:: Information supplied

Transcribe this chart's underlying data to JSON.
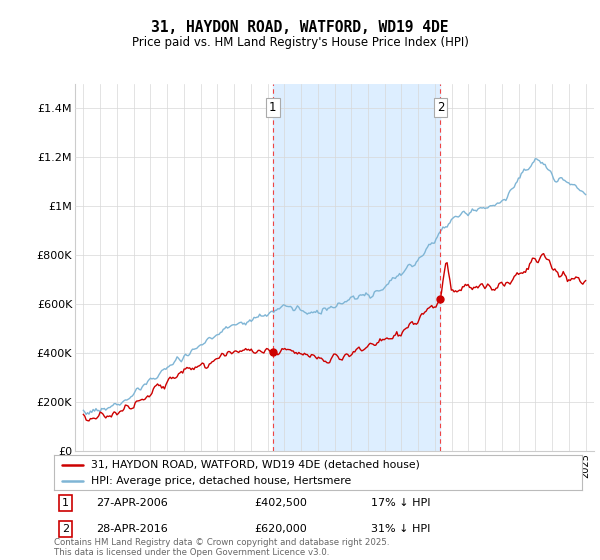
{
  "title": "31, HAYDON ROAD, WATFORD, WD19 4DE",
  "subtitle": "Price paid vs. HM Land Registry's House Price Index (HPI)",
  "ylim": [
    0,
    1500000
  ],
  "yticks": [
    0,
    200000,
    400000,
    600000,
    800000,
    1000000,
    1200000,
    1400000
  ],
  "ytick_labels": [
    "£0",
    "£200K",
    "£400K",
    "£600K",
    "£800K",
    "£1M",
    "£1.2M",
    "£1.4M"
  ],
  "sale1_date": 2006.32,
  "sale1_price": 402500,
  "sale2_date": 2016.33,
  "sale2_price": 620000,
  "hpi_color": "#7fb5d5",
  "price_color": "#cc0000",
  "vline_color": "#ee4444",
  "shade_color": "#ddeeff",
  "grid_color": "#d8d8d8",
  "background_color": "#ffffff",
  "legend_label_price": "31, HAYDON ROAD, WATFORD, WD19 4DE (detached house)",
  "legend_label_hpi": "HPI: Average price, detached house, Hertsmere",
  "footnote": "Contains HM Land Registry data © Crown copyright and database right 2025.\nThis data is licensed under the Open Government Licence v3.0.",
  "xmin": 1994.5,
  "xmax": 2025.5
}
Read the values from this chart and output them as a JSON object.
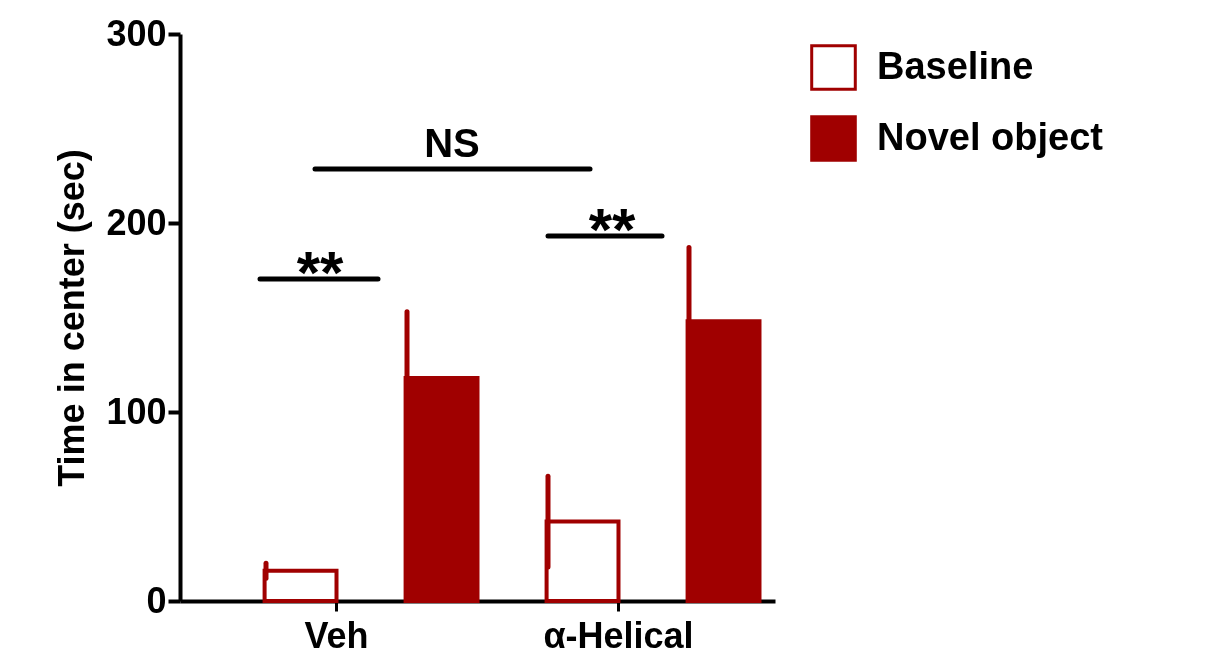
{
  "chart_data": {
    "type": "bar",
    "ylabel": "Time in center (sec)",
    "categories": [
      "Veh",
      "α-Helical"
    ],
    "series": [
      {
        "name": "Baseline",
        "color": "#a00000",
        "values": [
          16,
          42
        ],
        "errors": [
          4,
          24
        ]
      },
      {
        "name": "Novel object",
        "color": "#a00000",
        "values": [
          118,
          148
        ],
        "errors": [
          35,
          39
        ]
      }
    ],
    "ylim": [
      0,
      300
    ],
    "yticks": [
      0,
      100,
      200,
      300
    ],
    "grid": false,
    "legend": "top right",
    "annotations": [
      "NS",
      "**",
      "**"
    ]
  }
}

::::

◆ **Exercise aim**: Output all the records, word for word, with no pictures in the copy.

◆ **Solution for this task**:
Transcribe this chart's underlying data to JSON.
{
  "title": "31, HAYDON ROAD, WATFORD, WD19 4DE",
  "subtitle": "Price paid vs. HM Land Registry's House Price Index (HPI)",
  "ylim": [
    0,
    1500000
  ],
  "yticks": [
    0,
    200000,
    400000,
    600000,
    800000,
    1000000,
    1200000,
    1400000
  ],
  "ytick_labels": [
    "£0",
    "£200K",
    "£400K",
    "£600K",
    "£800K",
    "£1M",
    "£1.2M",
    "£1.4M"
  ],
  "sale1_date": 2006.32,
  "sale1_price": 402500,
  "sale2_date": 2016.33,
  "sale2_price": 620000,
  "hpi_color": "#7fb5d5",
  "price_color": "#cc0000",
  "vline_color": "#ee4444",
  "shade_color": "#ddeeff",
  "grid_color": "#d8d8d8",
  "background_color": "#ffffff",
  "legend_label_price": "31, HAYDON ROAD, WATFORD, WD19 4DE (detached house)",
  "legend_label_hpi": "HPI: Average price, detached house, Hertsmere",
  "footnote": "Contains HM Land Registry data © Crown copyright and database right 2025.\nThis data is licensed under the Open Government Licence v3.0.",
  "xmin": 1994.5,
  "xmax": 2025.5
}
Read the values from this chart and output them as a JSON object.
{
  "chart_data": {
    "type": "bar",
    "ylabel": "Time in center (sec)",
    "categories": [
      "Veh",
      "α-Helical"
    ],
    "series": [
      {
        "name": "Baseline",
        "color": "#a00000",
        "values": [
          16,
          42
        ],
        "errors": [
          4,
          24
        ]
      },
      {
        "name": "Novel object",
        "color": "#a00000",
        "values": [
          118,
          148
        ],
        "errors": [
          35,
          39
        ]
      }
    ],
    "ylim": [
      0,
      300
    ],
    "yticks": [
      0,
      100,
      200,
      300
    ],
    "grid": false,
    "legend": "top right",
    "annotations": [
      "NS",
      "**",
      "**"
    ]
  }
}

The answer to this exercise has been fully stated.